• AIM: Reproduce every line of the material below word for word, omitting the pictures.

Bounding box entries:
— START —
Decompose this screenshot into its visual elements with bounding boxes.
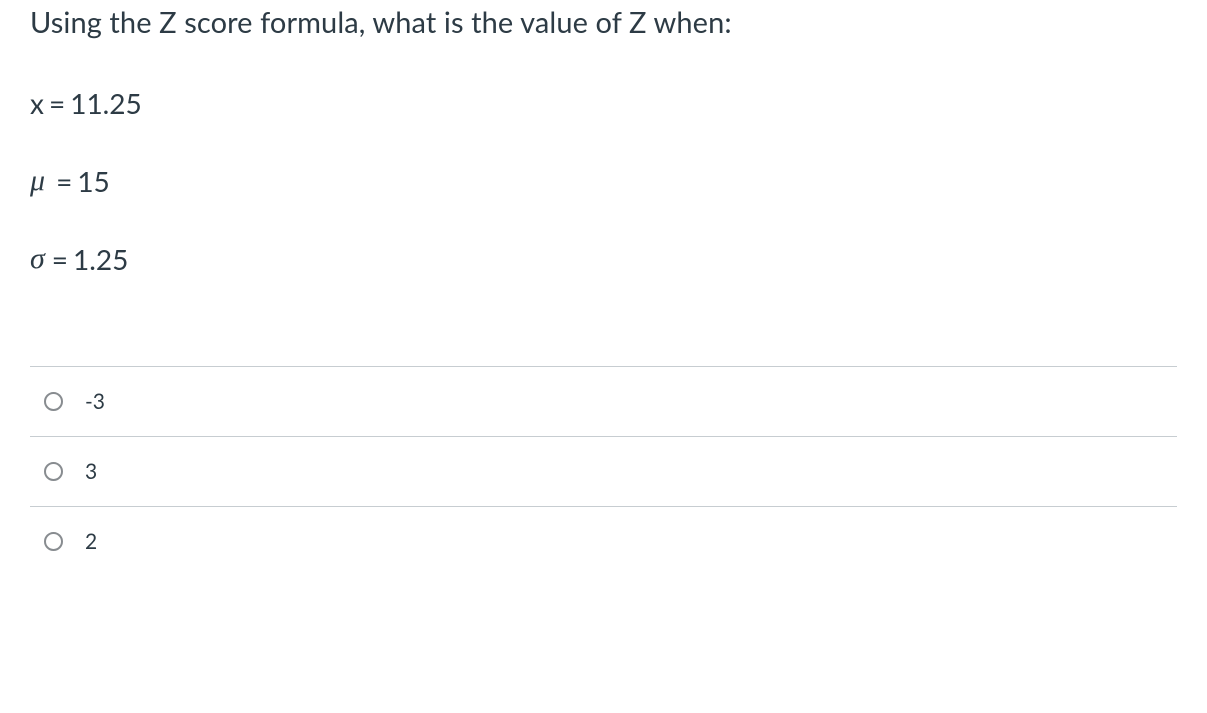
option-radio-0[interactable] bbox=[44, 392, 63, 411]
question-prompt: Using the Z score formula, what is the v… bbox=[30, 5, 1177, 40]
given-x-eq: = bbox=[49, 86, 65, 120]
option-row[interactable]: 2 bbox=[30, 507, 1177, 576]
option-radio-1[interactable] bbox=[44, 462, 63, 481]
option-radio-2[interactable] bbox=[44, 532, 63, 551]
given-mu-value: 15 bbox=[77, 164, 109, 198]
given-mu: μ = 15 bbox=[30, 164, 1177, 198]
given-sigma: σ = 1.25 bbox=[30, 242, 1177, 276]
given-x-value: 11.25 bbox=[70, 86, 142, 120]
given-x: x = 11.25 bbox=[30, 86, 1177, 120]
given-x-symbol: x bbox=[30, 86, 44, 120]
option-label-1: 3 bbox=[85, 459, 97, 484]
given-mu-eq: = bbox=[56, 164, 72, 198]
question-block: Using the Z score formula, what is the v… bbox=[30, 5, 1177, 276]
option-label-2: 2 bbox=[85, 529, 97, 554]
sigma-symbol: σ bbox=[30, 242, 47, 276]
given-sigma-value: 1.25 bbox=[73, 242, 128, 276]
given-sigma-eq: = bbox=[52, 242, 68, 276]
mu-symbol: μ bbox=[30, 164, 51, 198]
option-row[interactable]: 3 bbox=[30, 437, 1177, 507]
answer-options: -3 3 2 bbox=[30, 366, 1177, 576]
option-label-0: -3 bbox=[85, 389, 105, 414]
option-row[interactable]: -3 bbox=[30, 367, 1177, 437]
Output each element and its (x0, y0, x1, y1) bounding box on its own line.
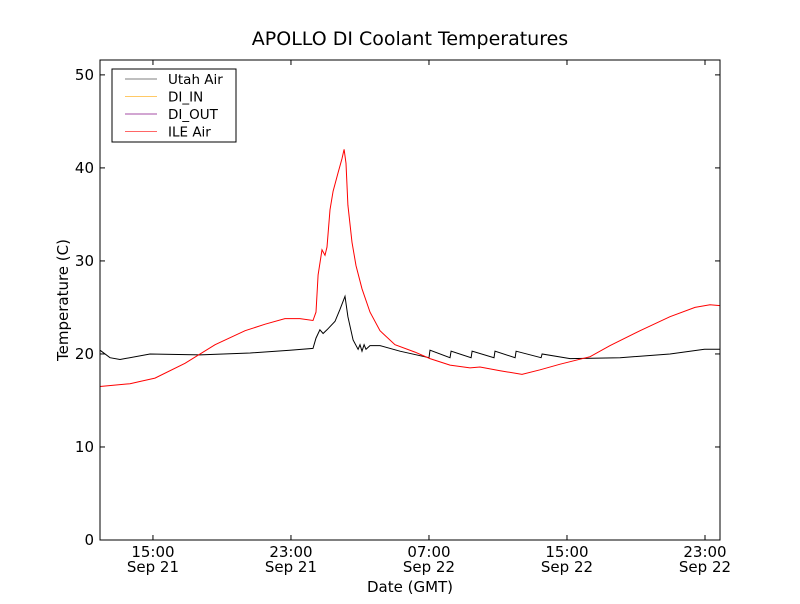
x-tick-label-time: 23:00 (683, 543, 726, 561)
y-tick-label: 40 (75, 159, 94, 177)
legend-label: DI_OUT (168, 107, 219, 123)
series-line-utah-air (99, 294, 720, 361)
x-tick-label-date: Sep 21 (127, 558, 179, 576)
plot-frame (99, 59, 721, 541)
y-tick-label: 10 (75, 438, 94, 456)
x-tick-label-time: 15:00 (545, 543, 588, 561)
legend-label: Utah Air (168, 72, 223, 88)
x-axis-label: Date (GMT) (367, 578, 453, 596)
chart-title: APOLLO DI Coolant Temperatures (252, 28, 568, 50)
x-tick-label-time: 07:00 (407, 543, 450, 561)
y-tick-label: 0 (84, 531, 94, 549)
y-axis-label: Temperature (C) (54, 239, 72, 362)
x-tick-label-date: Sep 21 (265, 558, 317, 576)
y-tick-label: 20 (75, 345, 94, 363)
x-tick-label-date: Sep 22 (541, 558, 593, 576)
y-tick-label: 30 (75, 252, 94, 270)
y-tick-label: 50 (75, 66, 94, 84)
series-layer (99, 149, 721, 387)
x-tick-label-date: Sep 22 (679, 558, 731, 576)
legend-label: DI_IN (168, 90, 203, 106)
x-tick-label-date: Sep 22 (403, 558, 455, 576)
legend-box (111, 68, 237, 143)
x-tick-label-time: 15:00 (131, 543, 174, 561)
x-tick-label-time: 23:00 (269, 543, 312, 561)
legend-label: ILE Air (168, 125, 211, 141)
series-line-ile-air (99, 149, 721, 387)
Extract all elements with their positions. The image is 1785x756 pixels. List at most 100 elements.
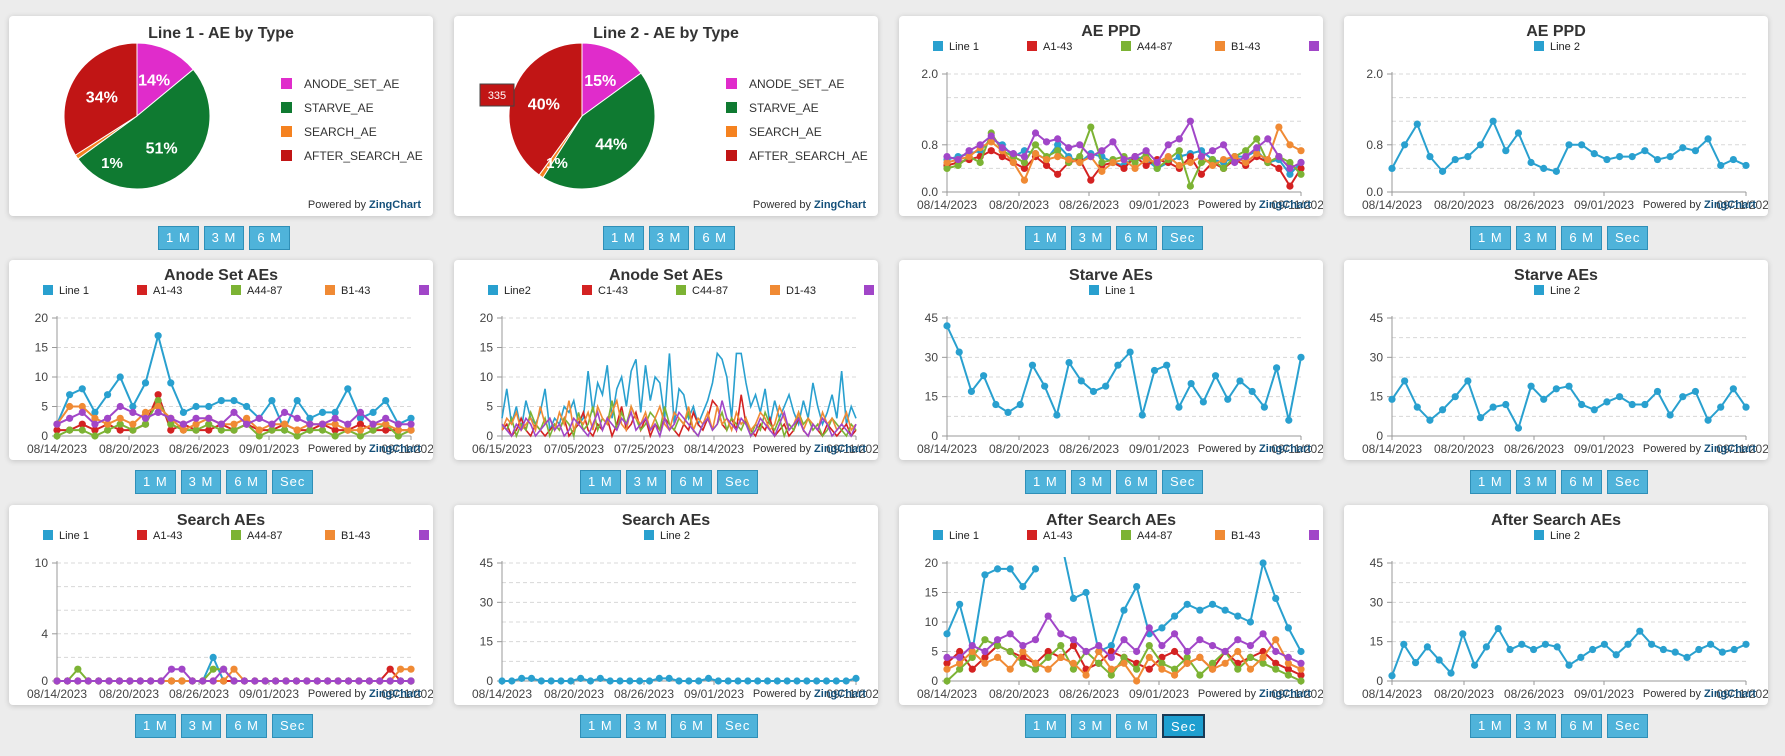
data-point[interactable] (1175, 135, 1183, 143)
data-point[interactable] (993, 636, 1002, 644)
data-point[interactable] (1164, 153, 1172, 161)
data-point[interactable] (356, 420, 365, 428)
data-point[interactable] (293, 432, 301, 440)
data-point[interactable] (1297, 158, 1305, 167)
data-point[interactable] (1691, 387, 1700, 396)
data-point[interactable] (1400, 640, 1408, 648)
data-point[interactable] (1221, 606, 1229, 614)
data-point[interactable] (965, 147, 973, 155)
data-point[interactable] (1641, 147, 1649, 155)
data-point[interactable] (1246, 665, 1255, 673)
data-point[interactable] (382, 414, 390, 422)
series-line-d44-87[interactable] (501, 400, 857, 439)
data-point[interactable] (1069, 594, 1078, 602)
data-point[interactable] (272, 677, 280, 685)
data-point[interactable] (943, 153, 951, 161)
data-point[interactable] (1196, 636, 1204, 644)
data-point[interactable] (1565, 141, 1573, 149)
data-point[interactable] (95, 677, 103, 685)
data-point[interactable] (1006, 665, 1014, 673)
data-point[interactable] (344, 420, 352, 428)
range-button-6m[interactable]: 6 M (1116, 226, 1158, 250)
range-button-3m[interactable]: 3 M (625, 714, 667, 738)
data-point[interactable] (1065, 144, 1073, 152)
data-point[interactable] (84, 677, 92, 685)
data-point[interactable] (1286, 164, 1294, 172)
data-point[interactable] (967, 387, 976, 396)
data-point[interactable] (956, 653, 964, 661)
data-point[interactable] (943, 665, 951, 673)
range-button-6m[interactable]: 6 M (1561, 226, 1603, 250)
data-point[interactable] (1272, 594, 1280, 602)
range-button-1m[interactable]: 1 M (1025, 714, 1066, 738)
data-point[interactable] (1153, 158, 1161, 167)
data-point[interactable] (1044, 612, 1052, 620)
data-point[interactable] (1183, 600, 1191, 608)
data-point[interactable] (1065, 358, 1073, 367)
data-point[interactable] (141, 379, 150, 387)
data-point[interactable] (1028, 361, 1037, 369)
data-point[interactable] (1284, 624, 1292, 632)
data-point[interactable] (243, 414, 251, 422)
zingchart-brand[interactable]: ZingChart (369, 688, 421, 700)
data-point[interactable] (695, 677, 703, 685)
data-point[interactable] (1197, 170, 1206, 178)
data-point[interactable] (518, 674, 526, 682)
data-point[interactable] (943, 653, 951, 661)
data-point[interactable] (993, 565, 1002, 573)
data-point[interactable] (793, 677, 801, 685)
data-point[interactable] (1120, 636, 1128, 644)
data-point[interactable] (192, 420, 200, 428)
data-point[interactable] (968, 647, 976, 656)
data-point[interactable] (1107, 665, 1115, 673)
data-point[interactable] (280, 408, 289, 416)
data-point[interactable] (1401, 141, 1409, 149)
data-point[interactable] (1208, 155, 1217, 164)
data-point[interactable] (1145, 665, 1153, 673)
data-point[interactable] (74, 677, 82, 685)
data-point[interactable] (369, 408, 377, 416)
— END —
• COMPLETED EXERCISE:
Decompose this screenshot into its visual elements with bounding boxes.
option-radio-0[interactable] bbox=[44, 392, 63, 411]
question-prompt: Using the Z score formula, what is the v… bbox=[30, 5, 1177, 40]
given-x-eq: = bbox=[49, 86, 65, 120]
option-row[interactable]: 2 bbox=[30, 507, 1177, 576]
option-radio-1[interactable] bbox=[44, 462, 63, 481]
option-radio-2[interactable] bbox=[44, 532, 63, 551]
given-mu-value: 15 bbox=[77, 164, 109, 198]
given-mu: μ = 15 bbox=[30, 164, 1177, 198]
given-sigma: σ = 1.25 bbox=[30, 242, 1177, 276]
given-x-value: 11.25 bbox=[70, 86, 142, 120]
given-x: x = 11.25 bbox=[30, 86, 1177, 120]
given-x-symbol: x bbox=[30, 86, 44, 120]
option-label-1: 3 bbox=[85, 459, 97, 484]
given-mu-eq: = bbox=[56, 164, 72, 198]
question-block: Using the Z score formula, what is the v… bbox=[30, 5, 1177, 276]
option-label-2: 2 bbox=[85, 529, 97, 554]
sigma-symbol: σ bbox=[30, 242, 47, 276]
given-sigma-value: 1.25 bbox=[73, 242, 128, 276]
given-sigma-eq: = bbox=[52, 242, 68, 276]
mu-symbol: μ bbox=[30, 164, 51, 198]
option-row[interactable]: 3 bbox=[30, 437, 1177, 507]
answer-options: -3 3 2 bbox=[30, 366, 1177, 576]
option-label-0: -3 bbox=[85, 389, 105, 414]
option-row[interactable]: -3 bbox=[30, 367, 1177, 437]
Output each element and its (x0, y0, x1, y1) bounding box on its own line.
x-tick-label-time: 23:00 (683, 543, 726, 561)
y-tick-label: 40 (75, 159, 94, 177)
legend-label: DI_OUT (168, 107, 219, 123)
series-line-utah-air (99, 294, 720, 361)
x-tick-label-date: Sep 21 (127, 558, 179, 576)
plot-frame (99, 59, 721, 541)
y-tick-label: 10 (75, 438, 94, 456)
x-tick-label-time: 15:00 (545, 543, 588, 561)
legend-label: Utah Air (168, 72, 223, 88)
x-axis-label: Date (GMT) (367, 578, 453, 596)
chart-title: APOLLO DI Coolant Temperatures (252, 28, 568, 50)
x-tick-label-time: 07:00 (407, 543, 450, 561)
y-tick-label: 0 (84, 531, 94, 549)
y-axis-label: Temperature (C) (54, 239, 72, 362)
x-tick-label-date: Sep 21 (265, 558, 317, 576)
y-tick-label: 20 (75, 345, 94, 363)
x-tick-label-date: Sep 22 (541, 558, 593, 576)
y-tick-label: 30 (75, 252, 94, 270)
y-tick-label: 50 (75, 66, 94, 84)
series-layer (99, 149, 721, 387)
x-tick-label-date: Sep 22 (679, 558, 731, 576)
legend-label: DI_IN (168, 90, 203, 106)
x-tick-label-date: Sep 22 (403, 558, 455, 576)
legend-box (111, 68, 237, 143)
x-tick-label-time: 15:00 (131, 543, 174, 561)
x-tick-label-time: 23:00 (269, 543, 312, 561)
legend-label: ILE Air (168, 125, 211, 141)
series-line-ile-air (99, 149, 721, 387)
Extract all elements with their positions. The image is 1785x756 pixels. List at most 100 elements.
data-point[interactable] (1175, 135, 1183, 143)
data-point[interactable] (993, 636, 1002, 644)
data-point[interactable] (1164, 153, 1172, 161)
data-point[interactable] (356, 420, 365, 428)
data-point[interactable] (293, 432, 301, 440)
data-point[interactable] (1297, 158, 1305, 167)
data-point[interactable] (1691, 387, 1700, 396)
data-point[interactable] (1400, 640, 1408, 648)
data-point[interactable] (1221, 606, 1229, 614)
data-point[interactable] (965, 147, 973, 155)
data-point[interactable] (1641, 147, 1649, 155)
data-point[interactable] (1246, 665, 1255, 673)
data-point[interactable] (382, 414, 390, 422)
series-line-d44-87[interactable] (501, 400, 857, 439)
data-point[interactable] (1069, 594, 1078, 602)
data-point[interactable] (272, 677, 280, 685)
data-point[interactable] (943, 153, 951, 161)
data-point[interactable] (1196, 636, 1204, 644)
data-point[interactable] (1565, 141, 1573, 149)
data-point[interactable] (95, 677, 103, 685)
data-point[interactable] (1006, 665, 1014, 673)
data-point[interactable] (344, 420, 352, 428)
range-button-6m[interactable]: 6 M (1116, 226, 1158, 250)
range-button-3m[interactable]: 3 M (625, 714, 667, 738)
data-point[interactable] (1065, 144, 1073, 152)
data-point[interactable] (84, 677, 92, 685)
data-point[interactable] (1286, 164, 1294, 172)
data-point[interactable] (967, 387, 976, 396)
data-point[interactable] (956, 653, 964, 661)
data-point[interactable] (943, 665, 951, 673)
range-button-6m[interactable]: 6 M (1561, 226, 1603, 250)
data-point[interactable] (1272, 594, 1280, 602)
range-button-1m[interactable]: 1 M (1025, 714, 1066, 738)
data-point[interactable] (1153, 158, 1161, 167)
data-point[interactable] (1044, 612, 1052, 620)
data-point[interactable] (1183, 600, 1191, 608)
data-point[interactable] (1065, 358, 1073, 367)
data-point[interactable] (141, 379, 150, 387)
data-point[interactable] (1028, 361, 1037, 369)
data-point[interactable] (1284, 624, 1292, 632)
data-point[interactable] (243, 414, 251, 422)
zingchart-brand[interactable]: ZingChart (369, 688, 421, 700)
data-point[interactable] (695, 677, 703, 685)
data-point[interactable] (1197, 170, 1206, 178)
data-point[interactable] (518, 674, 526, 682)
data-point[interactable] (943, 653, 951, 661)
data-point[interactable] (993, 565, 1002, 573)
data-point[interactable] (793, 677, 801, 685)
data-point[interactable] (1120, 636, 1128, 644)
data-point[interactable] (192, 420, 200, 428)
data-point[interactable] (968, 647, 976, 656)
data-point[interactable] (1107, 665, 1115, 673)
data-point[interactable] (280, 408, 289, 416)
data-point[interactable] (1401, 141, 1409, 149)
data-point[interactable] (1208, 155, 1217, 164)
data-point[interactable] (1145, 665, 1153, 673)
data-point[interactable] (74, 677, 82, 685)
data-point[interactable] (369, 408, 377, 416)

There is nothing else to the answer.